── DATA FOR PROCESSING

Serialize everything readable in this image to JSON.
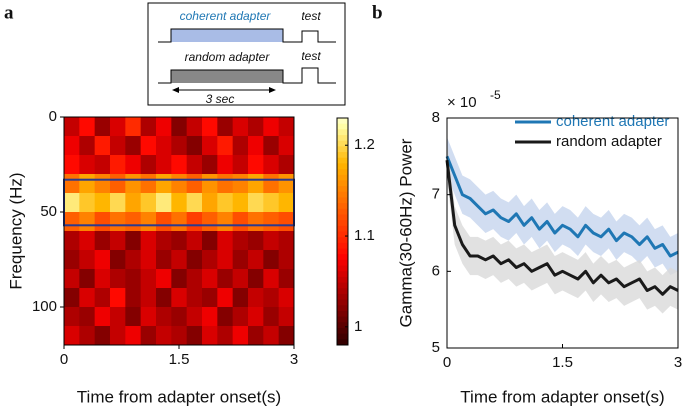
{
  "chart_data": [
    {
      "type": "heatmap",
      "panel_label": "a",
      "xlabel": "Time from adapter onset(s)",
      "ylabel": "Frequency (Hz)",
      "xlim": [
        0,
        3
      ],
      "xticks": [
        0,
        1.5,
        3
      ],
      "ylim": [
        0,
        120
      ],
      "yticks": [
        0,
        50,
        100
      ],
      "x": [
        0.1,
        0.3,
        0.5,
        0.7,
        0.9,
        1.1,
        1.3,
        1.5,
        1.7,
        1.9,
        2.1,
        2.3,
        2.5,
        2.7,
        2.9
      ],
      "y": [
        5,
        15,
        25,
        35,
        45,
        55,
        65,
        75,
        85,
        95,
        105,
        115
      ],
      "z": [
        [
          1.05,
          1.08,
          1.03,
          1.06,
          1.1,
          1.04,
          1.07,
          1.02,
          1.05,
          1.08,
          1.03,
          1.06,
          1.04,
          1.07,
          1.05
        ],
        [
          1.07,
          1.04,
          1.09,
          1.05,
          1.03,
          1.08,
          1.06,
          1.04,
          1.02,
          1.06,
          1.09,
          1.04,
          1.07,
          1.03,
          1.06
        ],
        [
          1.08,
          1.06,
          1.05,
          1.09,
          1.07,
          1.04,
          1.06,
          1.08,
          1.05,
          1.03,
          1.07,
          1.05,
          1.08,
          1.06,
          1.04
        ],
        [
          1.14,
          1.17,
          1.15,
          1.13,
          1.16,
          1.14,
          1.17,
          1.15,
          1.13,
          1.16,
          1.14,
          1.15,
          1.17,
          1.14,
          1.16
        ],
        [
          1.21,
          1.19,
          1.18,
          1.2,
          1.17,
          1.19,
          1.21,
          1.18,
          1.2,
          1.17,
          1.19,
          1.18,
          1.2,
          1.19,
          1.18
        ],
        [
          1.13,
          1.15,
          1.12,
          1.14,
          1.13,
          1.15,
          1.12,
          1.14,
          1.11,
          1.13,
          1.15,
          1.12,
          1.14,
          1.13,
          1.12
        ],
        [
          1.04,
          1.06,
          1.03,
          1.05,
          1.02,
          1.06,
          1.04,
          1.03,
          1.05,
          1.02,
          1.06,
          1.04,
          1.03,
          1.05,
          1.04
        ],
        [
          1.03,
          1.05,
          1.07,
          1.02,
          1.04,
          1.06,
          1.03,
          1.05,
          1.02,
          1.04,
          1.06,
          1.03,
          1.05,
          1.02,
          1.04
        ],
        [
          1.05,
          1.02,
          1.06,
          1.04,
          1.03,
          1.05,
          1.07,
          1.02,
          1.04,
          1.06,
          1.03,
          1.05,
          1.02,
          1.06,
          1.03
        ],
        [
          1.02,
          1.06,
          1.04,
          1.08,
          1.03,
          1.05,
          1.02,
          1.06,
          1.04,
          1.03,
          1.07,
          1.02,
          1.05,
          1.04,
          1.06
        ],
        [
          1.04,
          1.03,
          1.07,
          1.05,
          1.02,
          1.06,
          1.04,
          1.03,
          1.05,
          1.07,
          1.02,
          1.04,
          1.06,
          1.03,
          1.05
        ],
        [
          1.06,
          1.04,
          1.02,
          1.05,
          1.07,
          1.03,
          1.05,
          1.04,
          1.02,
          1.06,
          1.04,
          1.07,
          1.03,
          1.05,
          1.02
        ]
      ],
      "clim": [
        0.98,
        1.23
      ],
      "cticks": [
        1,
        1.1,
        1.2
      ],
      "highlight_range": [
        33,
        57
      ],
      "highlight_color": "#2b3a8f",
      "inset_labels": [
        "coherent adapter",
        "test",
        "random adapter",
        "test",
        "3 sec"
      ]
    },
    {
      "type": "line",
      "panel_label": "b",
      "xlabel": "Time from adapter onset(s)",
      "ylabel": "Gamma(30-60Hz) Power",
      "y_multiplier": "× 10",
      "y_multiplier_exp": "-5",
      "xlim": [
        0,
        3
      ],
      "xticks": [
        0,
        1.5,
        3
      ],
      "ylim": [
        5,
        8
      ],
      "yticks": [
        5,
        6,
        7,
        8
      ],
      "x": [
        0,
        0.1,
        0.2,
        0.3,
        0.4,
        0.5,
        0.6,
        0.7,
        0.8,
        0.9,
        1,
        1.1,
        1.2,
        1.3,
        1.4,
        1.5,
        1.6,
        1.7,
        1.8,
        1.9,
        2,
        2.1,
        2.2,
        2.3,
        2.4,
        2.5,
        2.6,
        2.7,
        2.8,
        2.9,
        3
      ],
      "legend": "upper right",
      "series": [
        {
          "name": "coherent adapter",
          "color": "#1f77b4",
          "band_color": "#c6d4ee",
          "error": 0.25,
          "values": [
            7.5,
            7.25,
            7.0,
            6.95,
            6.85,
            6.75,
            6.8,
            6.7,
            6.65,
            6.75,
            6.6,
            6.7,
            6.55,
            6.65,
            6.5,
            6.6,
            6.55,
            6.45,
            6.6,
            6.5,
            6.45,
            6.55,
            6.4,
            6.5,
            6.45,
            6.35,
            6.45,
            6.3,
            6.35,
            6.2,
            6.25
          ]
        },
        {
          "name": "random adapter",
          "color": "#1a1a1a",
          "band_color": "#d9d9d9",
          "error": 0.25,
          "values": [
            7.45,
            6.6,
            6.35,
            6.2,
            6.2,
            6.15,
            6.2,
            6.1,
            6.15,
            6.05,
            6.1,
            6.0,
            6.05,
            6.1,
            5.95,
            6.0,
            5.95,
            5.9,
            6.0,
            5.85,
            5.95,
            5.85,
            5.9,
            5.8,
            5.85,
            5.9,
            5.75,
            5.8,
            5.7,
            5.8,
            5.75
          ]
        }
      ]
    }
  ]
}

────
── DATA FOR PROCESSING

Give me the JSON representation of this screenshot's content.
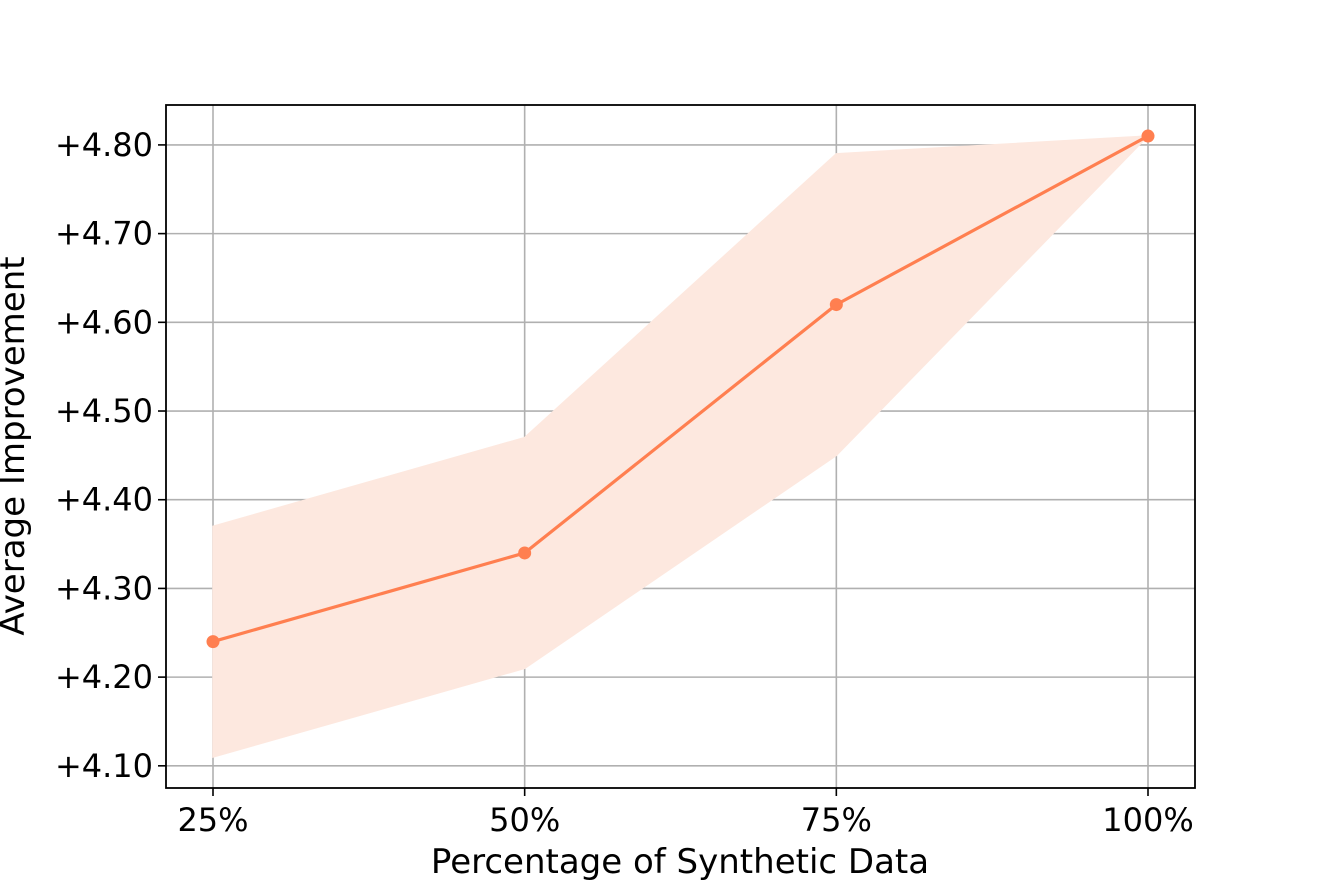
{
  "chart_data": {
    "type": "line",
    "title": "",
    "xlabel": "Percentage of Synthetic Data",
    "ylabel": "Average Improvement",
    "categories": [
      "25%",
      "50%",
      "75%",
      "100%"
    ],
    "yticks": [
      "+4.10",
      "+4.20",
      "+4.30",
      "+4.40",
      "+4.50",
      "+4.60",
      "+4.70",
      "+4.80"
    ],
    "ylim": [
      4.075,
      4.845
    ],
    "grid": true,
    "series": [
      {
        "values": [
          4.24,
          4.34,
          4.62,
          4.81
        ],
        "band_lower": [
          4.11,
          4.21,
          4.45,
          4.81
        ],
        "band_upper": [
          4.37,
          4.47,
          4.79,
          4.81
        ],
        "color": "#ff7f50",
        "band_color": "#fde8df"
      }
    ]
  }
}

────

WRITTEN EXERCISE
Extract each line holding the string "random".

OUTPUT OF THE EXERCISE
        "random adapter",
          "name": "random adapter",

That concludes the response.